* [Directions] Put the lines from the line with "result-field[interactable] — [314, 593, 589, 635]" to the line with "starting-number-label: Starting Number: —" into a numbered list, leaving out any blank lines.

[START Record set]

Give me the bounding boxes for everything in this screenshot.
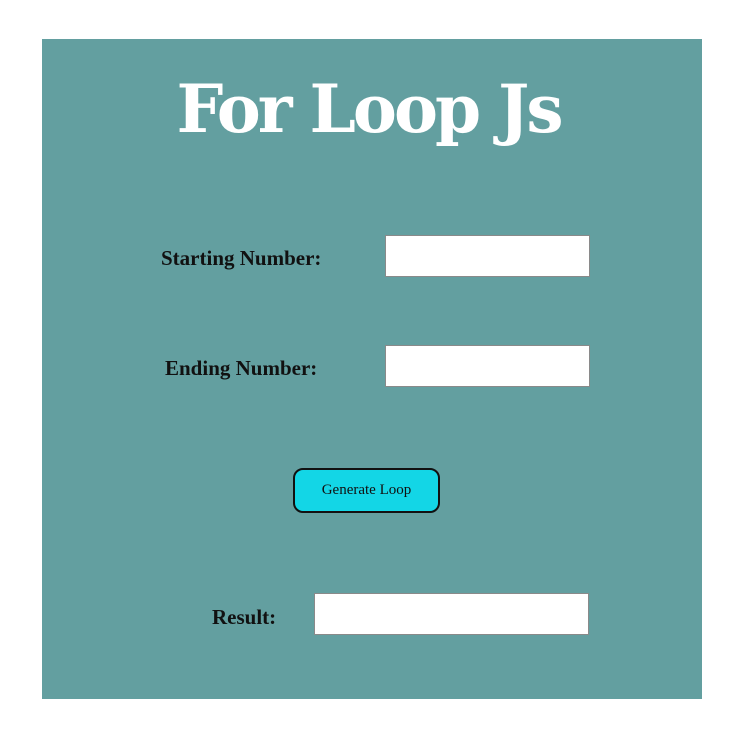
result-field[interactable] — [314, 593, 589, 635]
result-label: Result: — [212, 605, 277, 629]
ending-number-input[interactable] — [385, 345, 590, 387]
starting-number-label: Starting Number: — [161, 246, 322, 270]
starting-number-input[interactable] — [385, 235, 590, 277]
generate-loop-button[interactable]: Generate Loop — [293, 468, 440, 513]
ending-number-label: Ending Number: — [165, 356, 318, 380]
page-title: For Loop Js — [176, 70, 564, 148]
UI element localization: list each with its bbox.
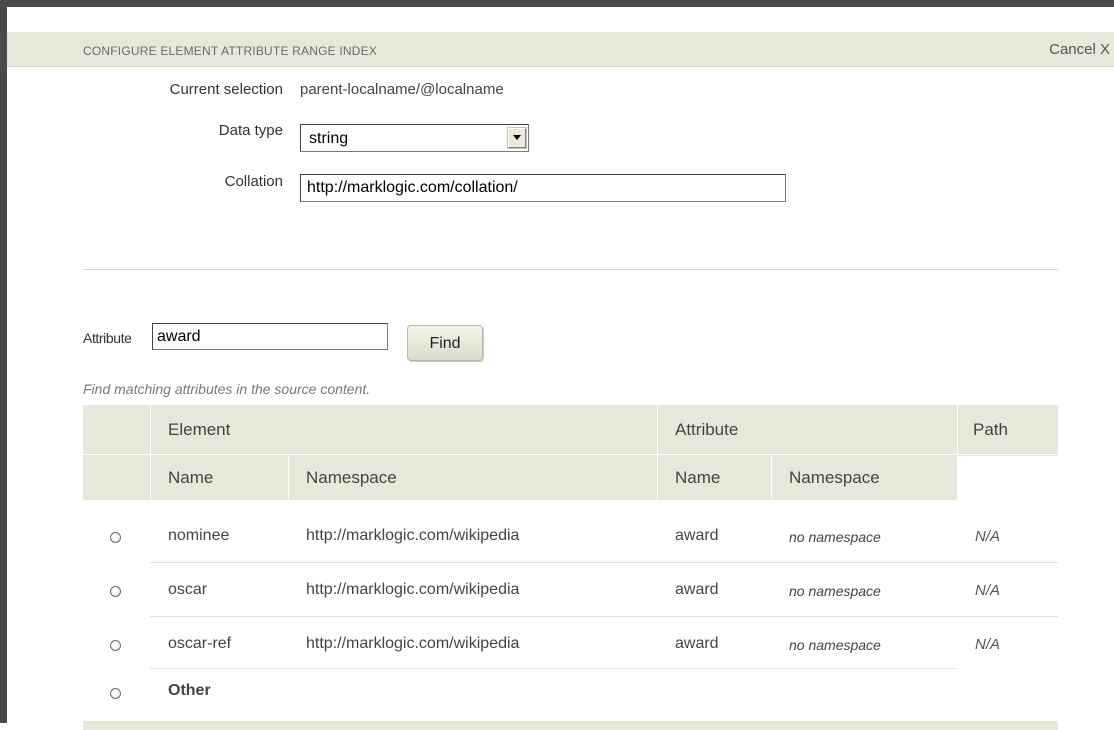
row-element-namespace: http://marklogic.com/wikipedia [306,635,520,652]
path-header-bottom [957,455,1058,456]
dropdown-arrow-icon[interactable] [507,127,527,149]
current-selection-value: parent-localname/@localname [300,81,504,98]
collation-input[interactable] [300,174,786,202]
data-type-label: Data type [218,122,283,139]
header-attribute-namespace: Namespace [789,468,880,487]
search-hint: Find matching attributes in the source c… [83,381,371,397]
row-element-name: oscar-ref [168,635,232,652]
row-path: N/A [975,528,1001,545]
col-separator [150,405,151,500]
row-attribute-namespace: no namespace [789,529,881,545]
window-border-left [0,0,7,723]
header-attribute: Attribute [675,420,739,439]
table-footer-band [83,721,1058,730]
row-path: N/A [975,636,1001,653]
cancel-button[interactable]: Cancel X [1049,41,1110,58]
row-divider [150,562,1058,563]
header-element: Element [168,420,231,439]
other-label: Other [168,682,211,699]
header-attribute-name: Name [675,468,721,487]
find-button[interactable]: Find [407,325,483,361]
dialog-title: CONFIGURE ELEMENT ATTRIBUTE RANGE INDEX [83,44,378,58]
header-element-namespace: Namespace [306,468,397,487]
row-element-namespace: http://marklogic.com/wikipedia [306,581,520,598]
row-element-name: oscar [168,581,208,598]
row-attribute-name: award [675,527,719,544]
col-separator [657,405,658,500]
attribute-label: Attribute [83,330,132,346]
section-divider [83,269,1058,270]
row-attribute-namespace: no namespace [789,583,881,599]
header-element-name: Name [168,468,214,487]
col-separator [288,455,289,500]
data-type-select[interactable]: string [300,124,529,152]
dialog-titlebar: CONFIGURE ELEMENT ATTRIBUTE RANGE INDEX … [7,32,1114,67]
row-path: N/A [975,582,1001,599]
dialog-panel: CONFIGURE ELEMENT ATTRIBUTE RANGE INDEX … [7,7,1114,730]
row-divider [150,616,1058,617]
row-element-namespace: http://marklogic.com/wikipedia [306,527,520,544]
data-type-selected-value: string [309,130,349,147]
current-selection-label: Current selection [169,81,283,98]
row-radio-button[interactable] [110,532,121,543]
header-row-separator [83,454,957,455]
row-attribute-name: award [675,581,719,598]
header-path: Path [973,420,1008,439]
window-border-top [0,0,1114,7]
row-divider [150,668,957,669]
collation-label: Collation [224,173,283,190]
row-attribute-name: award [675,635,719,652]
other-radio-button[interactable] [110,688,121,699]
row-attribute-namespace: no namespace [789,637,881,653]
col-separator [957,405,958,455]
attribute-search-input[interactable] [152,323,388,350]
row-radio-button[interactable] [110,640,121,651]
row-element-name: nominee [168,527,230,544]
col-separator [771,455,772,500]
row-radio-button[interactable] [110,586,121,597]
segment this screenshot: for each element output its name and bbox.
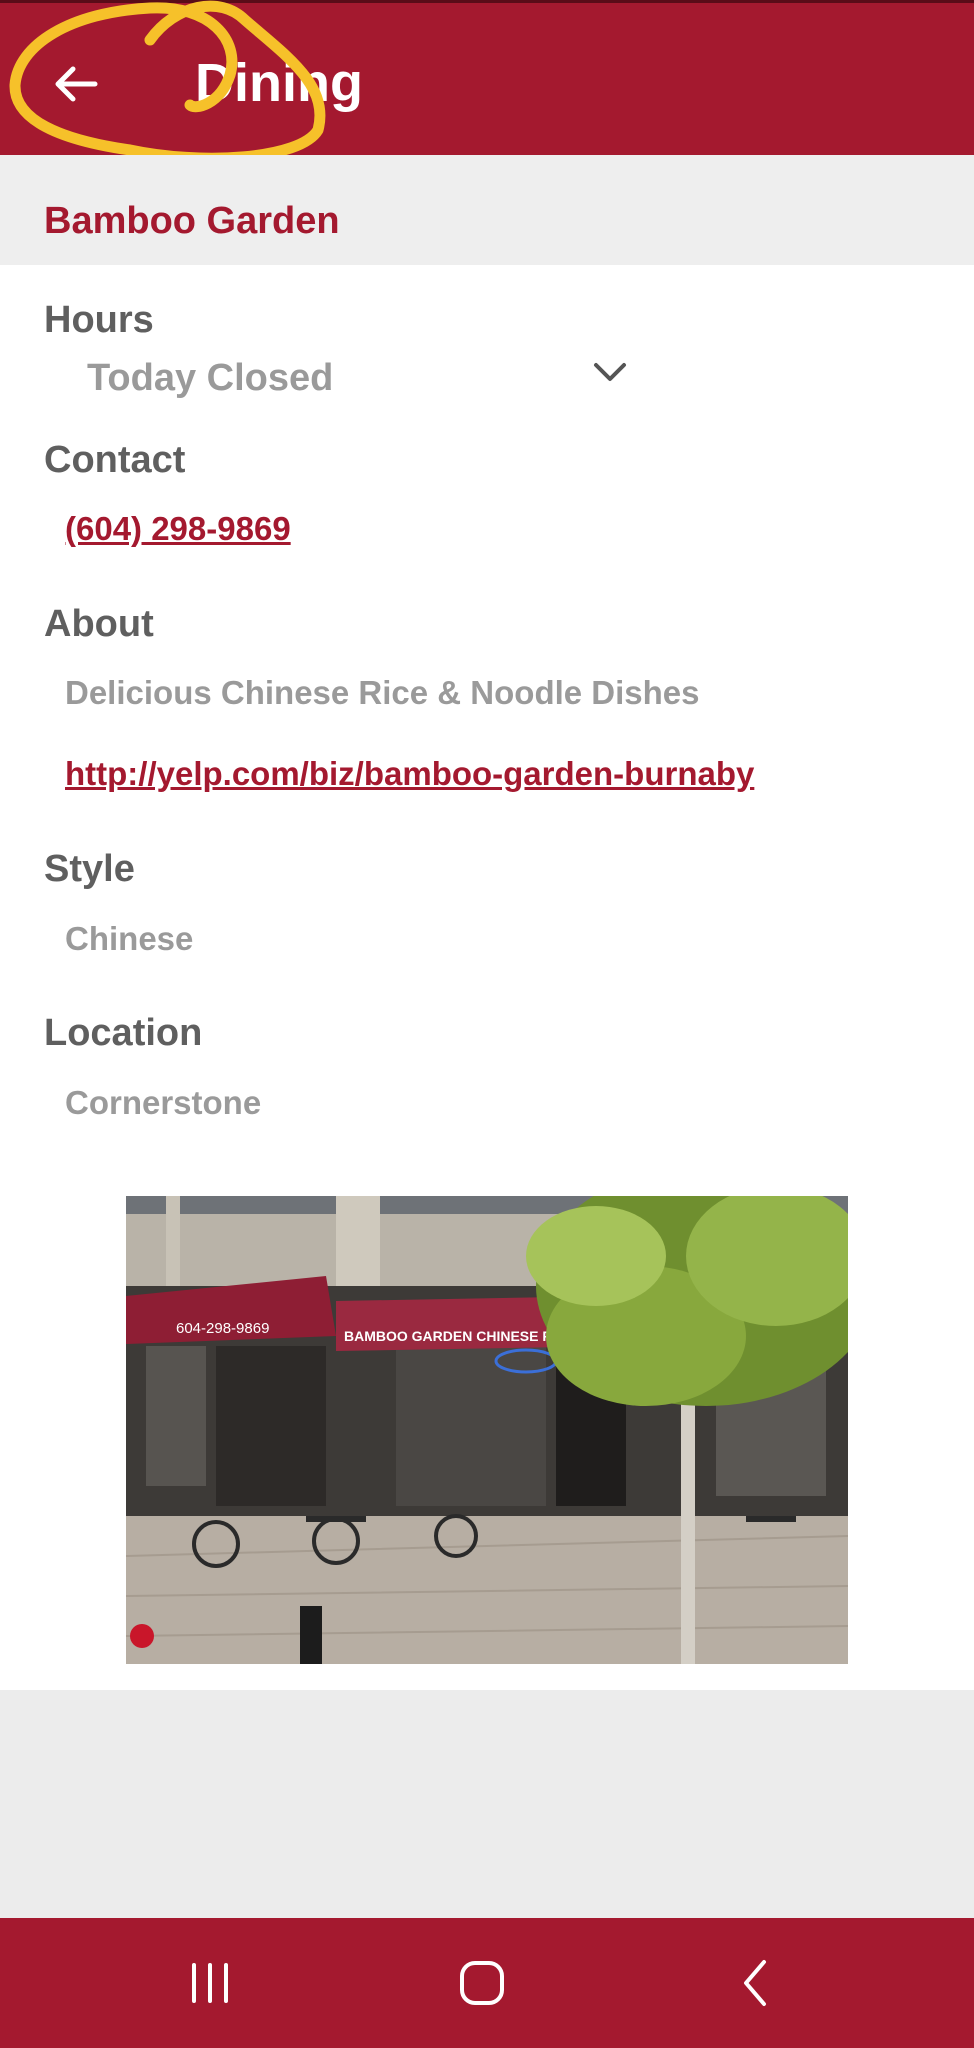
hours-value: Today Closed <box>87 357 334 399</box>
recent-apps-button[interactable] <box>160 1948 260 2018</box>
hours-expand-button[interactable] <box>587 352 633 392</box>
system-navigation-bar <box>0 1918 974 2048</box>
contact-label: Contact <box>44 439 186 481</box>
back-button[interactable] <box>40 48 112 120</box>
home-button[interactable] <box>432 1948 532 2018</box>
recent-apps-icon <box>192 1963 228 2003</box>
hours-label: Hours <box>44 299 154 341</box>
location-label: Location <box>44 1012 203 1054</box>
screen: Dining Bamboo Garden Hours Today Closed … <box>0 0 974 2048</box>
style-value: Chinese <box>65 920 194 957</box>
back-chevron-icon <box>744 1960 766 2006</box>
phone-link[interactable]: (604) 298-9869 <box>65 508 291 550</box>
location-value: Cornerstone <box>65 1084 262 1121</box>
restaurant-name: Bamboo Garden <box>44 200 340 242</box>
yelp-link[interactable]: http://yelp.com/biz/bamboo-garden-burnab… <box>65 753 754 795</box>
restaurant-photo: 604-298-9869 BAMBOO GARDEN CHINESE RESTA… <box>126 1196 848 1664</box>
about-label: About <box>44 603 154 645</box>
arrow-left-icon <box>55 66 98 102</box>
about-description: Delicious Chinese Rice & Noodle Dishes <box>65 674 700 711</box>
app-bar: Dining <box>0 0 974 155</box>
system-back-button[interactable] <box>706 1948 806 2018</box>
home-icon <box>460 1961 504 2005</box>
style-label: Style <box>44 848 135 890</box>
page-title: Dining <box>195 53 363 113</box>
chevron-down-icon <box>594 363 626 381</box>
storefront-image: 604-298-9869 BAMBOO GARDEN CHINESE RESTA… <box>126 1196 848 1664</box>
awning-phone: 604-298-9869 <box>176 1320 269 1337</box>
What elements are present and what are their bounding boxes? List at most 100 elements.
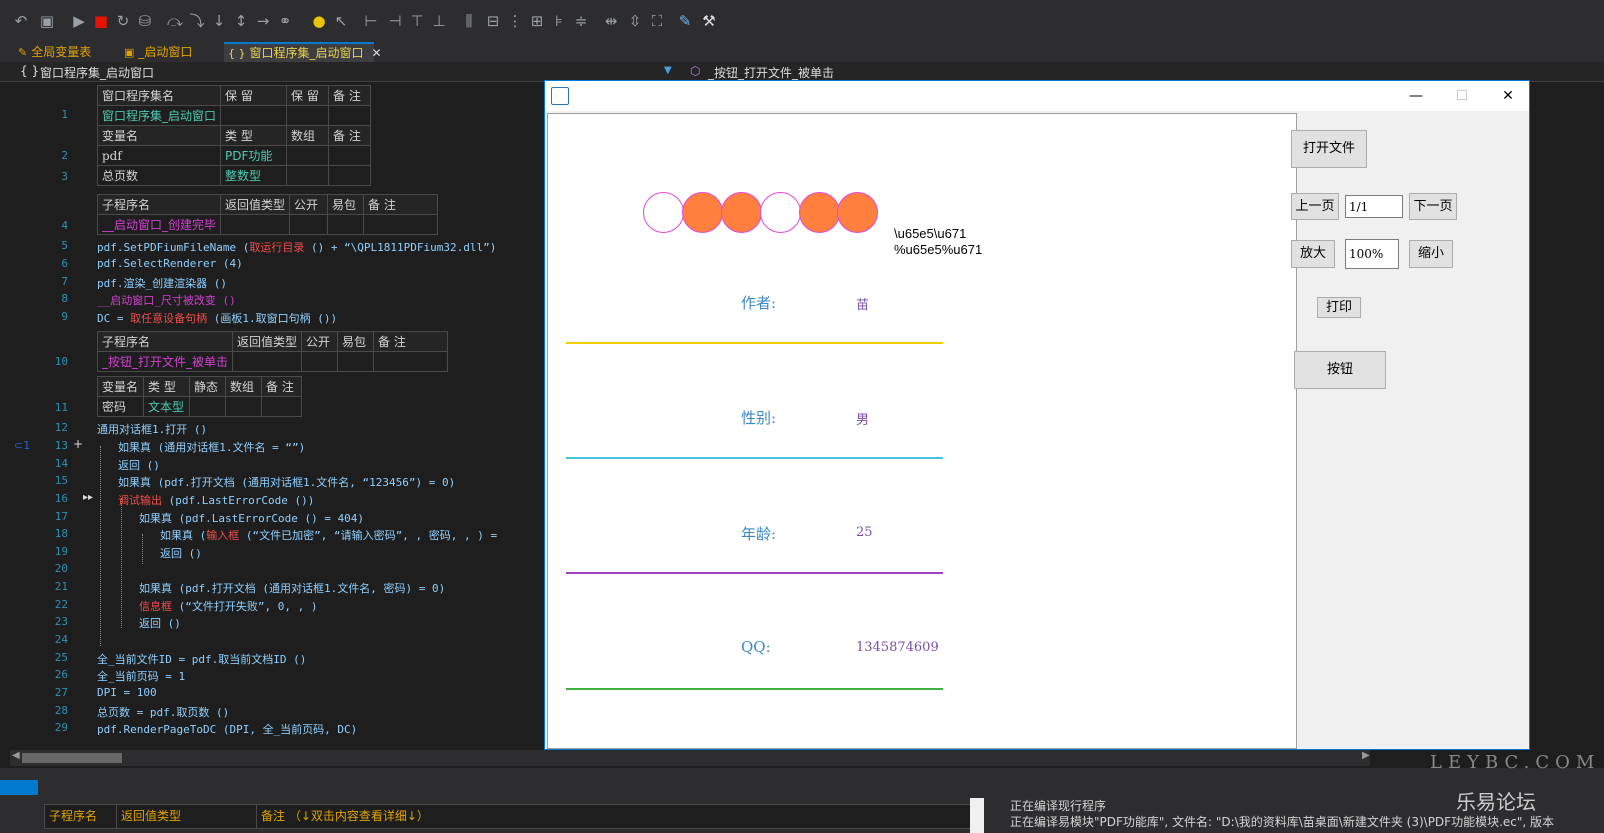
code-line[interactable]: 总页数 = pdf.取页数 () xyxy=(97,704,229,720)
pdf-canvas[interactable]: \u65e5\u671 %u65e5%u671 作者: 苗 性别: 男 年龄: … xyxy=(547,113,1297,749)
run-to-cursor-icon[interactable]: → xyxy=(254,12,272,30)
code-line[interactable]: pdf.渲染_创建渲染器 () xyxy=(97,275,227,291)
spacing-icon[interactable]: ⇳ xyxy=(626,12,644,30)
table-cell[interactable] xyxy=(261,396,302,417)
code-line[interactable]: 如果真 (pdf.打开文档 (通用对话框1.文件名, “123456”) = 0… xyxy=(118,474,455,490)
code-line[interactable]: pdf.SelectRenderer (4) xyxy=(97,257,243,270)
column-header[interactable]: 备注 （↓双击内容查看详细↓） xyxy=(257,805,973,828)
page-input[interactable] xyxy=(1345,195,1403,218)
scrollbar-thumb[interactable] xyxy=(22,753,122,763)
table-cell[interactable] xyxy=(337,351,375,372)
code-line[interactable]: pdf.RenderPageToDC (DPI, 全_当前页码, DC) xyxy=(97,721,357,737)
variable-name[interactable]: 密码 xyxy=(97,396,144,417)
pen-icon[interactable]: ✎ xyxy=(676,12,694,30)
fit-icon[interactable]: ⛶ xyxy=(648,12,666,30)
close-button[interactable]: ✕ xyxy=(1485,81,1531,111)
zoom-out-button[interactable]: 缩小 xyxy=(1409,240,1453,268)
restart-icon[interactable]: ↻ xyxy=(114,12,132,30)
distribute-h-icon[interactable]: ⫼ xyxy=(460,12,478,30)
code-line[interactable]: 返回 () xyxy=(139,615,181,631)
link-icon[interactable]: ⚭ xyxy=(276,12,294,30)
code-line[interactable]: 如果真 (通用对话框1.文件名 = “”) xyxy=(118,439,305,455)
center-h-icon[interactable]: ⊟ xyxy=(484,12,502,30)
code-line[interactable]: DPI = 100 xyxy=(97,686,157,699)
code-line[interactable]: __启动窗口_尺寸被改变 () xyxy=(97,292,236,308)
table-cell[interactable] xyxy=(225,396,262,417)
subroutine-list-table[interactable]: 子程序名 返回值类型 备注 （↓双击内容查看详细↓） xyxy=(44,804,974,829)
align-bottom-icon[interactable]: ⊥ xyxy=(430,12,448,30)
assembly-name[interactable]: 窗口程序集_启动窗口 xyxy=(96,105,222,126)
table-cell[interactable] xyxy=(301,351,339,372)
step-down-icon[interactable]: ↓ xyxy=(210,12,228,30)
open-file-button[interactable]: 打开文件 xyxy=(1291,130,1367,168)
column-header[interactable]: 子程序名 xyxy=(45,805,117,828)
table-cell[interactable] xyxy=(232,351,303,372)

[END Record set]

* [Correct result]
1. result-field[interactable] — [314, 593, 589, 635]
2. result-label: Result: — [212, 605, 277, 629]
3. ending-number-input[interactable] — [385, 345, 590, 387]
4. starting-number-label: Starting Number: — [161, 246, 322, 270]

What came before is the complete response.